### AIM:
Reproduce every entry exactly as shown.

### INFORMATION SHOWN:
• • • • •

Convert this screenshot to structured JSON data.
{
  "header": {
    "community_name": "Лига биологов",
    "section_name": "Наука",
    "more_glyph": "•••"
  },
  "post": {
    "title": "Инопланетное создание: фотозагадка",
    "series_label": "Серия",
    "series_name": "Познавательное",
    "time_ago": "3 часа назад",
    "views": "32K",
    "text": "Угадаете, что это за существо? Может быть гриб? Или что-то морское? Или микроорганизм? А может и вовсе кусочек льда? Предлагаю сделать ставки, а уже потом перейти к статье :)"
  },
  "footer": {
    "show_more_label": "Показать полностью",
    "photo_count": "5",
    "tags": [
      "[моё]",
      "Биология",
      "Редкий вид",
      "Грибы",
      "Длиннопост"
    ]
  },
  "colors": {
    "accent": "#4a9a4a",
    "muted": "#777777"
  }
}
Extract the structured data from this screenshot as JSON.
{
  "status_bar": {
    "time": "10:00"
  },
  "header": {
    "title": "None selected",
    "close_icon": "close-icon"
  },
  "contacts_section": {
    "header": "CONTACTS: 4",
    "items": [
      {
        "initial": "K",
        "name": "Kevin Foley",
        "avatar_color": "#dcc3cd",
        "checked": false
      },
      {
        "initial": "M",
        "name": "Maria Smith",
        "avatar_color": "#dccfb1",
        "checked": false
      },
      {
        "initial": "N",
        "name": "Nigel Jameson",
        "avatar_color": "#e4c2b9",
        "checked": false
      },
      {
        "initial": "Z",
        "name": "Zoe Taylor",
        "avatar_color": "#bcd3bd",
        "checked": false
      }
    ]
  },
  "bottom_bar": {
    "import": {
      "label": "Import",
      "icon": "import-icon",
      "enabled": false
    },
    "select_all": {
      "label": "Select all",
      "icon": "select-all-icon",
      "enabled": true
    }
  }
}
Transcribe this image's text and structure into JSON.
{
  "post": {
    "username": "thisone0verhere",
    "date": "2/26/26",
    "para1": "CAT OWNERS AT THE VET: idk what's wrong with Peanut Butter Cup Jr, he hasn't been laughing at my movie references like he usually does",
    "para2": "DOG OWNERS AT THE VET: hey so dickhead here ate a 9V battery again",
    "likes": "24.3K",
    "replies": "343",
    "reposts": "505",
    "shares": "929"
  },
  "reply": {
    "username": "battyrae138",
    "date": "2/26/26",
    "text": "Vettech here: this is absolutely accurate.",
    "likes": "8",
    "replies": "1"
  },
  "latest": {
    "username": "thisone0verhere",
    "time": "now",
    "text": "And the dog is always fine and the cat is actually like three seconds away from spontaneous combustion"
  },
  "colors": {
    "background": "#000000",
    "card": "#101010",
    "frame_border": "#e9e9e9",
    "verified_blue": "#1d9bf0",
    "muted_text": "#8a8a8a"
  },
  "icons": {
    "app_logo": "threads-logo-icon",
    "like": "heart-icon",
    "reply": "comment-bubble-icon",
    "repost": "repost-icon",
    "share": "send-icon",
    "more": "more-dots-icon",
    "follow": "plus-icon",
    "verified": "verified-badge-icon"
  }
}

• • • • •

### WORKED SOLUTION:
Convert this screenshot to structured JSON data.
{
  "header": {
    "community_name": "Лига биологов",
    "section_name": "Наука",
    "more_glyph": "•••"
  },
  "post": {
    "title": "Инопланетное создание: фотозагадка",
    "series_label": "Серия",
    "series_name": "Познавательное",
    "time_ago": "3 часа назад",
    "views": "32K",
    "text": "Угадаете, что это за существо? Может быть гриб? Или что-то морское? Или микроорганизм? А может и вовсе кусочек льда? Предлагаю сделать ставки, а уже потом перейти к статье :)"
  },
  "footer": {
    "show_more_label": "Показать полностью",
    "photo_count": "5",
    "tags": [
      "[моё]",
      "Биология",
      "Редкий вид",
      "Грибы",
      "Длиннопост"
    ]
  },
  "colors": {
    "accent": "#4a9a4a",
    "muted": "#777777"
  }
}
Extract the structured data from this screenshot as JSON.
{
  "status_bar": {
    "time": "10:00"
  },
  "header": {
    "title": "None selected",
    "close_icon": "close-icon"
  },
  "contacts_section": {
    "header": "CONTACTS: 4",
    "items": [
      {
        "initial": "K",
        "name": "Kevin Foley",
        "avatar_color": "#dcc3cd",
        "checked": false
      },
      {
        "initial": "M",
        "name": "Maria Smith",
        "avatar_color": "#dccfb1",
        "checked": false
      },
      {
        "initial": "N",
        "name": "Nigel Jameson",
        "avatar_color": "#e4c2b9",
        "checked": false
      },
      {
        "initial": "Z",
        "name": "Zoe Taylor",
        "avatar_color": "#bcd3bd",
        "checked": false
      }
    ]
  },
  "bottom_bar": {
    "import": {
      "label": "Import",
      "icon": "import-icon",
      "enabled": false
    },
    "select_all": {
      "label": "Select all",
      "icon": "select-all-icon",
      "enabled": true
    }
  }
}
Transcribe this image's text and structure into JSON.
{
  "post": {
    "username": "thisone0verhere",
    "date": "2/26/26",
    "para1": "CAT OWNERS AT THE VET: idk what's wrong with Peanut Butter Cup Jr, he hasn't been laughing at my movie references like he usually does",
    "para2": "DOG OWNERS AT THE VET: hey so dickhead here ate a 9V battery again",
    "likes": "24.3K",
    "replies": "343",
    "reposts": "505",
    "shares": "929"
  },
  "reply": {
    "username": "battyrae138",
    "date": "2/26/26",
    "text": "Vettech here: this is absolutely accurate.",
    "likes": "8",
    "replies": "1"
  },
  "latest": {
    "username": "thisone0verhere",
    "time": "now",
    "text": "And the dog is always fine and the cat is actually like three seconds away from spontaneous combustion"
  },
  "colors": {
    "background": "#000000",
    "card": "#101010",
    "frame_border": "#e9e9e9",
    "verified_blue": "#1d9bf0",
    "muted_text": "#8a8a8a"
  },
  "icons": {
    "app_logo": "threads-logo-icon",
    "like": "heart-icon",
    "reply": "comment-bubble-icon",
    "repost": "repost-icon",
    "share": "send-icon",
    "more": "more-dots-icon",
    "follow": "plus-icon",
    "verified": "verified-badge-icon"
  }
}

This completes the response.